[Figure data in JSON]
◆ ◆ ◆ ◆ ◆ ◆ ◆
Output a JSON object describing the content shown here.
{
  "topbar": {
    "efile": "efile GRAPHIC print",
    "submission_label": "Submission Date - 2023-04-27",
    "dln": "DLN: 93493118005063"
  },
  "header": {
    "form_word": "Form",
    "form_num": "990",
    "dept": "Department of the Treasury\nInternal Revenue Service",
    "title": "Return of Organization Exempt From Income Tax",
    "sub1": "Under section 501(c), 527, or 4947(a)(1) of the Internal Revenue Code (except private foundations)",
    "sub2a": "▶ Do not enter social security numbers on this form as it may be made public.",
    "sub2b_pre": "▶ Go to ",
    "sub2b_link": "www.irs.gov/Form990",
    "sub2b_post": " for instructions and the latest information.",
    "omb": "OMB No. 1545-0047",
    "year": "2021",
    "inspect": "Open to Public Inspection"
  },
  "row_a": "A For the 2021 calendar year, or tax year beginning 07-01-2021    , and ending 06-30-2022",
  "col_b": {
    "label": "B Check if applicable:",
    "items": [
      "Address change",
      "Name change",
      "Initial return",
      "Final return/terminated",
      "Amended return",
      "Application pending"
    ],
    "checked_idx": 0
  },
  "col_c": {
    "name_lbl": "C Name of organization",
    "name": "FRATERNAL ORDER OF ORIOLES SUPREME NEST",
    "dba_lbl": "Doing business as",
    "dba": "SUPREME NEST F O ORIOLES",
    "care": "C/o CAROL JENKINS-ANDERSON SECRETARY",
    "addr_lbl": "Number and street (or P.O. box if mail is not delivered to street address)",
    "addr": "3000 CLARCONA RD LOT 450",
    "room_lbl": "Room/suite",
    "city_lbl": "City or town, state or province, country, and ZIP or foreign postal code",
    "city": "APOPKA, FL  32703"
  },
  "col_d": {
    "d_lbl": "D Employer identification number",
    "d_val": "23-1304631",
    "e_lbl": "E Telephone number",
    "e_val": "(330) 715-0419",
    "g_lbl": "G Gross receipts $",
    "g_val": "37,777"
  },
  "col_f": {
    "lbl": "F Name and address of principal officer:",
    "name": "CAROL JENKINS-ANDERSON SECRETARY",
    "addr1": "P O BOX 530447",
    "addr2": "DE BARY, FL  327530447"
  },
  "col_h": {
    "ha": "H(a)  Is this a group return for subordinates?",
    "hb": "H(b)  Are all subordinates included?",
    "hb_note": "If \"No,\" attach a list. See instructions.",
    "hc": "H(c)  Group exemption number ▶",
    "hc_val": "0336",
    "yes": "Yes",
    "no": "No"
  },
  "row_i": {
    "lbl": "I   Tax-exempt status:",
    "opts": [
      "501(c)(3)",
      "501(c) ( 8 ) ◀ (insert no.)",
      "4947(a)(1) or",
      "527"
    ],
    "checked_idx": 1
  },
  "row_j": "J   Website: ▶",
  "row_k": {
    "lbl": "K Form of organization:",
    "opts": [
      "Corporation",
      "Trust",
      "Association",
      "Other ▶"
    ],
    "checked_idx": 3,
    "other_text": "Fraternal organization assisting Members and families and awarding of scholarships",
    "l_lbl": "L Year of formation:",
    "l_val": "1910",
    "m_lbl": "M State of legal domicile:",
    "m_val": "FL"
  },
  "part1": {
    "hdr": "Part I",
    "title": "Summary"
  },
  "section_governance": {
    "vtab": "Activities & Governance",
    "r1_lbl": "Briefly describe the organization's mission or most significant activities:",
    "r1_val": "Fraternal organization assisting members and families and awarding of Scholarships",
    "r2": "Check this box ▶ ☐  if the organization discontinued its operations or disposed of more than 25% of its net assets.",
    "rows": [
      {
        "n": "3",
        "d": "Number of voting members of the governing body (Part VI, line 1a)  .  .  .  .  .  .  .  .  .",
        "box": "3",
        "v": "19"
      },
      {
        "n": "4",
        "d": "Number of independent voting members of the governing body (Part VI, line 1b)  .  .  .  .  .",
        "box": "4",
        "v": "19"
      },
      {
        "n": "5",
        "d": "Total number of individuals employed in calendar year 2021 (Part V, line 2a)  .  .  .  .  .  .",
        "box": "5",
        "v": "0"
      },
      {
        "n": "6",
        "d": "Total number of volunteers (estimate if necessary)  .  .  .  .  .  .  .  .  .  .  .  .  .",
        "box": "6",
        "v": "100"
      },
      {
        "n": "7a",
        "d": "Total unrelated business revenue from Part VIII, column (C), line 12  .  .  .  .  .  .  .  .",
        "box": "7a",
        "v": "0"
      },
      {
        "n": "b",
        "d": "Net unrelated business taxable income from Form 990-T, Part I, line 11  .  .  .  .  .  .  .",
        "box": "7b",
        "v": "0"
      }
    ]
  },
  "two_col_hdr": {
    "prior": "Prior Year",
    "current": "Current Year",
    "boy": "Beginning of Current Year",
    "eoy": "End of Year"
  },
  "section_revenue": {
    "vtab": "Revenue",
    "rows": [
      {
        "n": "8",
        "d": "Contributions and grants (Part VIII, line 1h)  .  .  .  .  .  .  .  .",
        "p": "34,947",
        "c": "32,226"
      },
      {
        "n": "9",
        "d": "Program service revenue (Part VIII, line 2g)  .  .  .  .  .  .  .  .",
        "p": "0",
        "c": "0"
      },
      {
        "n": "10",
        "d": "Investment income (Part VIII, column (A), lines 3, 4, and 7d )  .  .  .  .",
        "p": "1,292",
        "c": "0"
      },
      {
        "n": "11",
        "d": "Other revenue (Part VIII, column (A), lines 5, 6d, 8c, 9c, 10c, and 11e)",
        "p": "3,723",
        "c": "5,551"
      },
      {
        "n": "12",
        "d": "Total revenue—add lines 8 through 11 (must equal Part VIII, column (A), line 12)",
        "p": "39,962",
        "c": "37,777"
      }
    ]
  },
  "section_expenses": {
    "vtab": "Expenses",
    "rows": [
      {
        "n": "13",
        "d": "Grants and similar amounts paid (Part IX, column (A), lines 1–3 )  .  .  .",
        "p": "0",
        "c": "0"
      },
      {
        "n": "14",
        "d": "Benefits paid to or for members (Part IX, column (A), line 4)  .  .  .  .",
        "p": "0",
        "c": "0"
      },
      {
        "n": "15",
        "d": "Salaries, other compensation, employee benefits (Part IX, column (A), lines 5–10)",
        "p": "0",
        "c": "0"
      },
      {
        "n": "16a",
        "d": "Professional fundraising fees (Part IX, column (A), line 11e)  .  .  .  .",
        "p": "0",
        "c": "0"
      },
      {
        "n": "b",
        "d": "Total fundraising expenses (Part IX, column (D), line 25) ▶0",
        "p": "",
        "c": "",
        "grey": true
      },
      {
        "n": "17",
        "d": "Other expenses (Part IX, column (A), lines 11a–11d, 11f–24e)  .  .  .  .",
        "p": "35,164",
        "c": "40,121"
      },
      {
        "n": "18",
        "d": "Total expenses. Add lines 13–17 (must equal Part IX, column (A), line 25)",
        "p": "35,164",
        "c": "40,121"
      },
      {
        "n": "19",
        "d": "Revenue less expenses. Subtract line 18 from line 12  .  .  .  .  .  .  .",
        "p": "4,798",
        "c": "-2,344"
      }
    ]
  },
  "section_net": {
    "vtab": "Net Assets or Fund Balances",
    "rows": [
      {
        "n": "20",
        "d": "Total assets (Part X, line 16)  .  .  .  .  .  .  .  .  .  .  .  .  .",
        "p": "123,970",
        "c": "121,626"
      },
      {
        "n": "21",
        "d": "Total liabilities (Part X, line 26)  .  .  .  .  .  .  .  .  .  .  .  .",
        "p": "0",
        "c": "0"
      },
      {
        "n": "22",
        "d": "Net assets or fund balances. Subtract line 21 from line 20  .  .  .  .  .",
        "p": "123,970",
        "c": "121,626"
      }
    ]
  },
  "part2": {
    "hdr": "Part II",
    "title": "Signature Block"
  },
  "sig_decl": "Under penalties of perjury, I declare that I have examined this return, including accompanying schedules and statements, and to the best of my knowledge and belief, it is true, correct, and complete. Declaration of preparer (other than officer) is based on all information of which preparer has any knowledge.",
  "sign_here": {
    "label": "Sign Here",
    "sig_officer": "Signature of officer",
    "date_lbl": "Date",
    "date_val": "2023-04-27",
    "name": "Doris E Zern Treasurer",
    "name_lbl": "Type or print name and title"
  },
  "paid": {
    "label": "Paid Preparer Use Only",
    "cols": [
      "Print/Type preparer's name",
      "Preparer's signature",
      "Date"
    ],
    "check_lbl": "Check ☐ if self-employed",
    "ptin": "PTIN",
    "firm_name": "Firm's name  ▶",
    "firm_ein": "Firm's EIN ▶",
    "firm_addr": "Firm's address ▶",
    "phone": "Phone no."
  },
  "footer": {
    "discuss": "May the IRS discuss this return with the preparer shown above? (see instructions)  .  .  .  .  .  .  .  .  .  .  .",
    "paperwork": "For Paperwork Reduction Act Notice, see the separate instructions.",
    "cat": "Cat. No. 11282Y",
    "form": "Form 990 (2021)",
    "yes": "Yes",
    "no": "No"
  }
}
◆ ◆ ◆ ◆ ◆ ◆ ◆
-- Your objective --
Determine how many lines above contain "subordinates" as a word or string. Give the number alone.

-- Correct answer --
2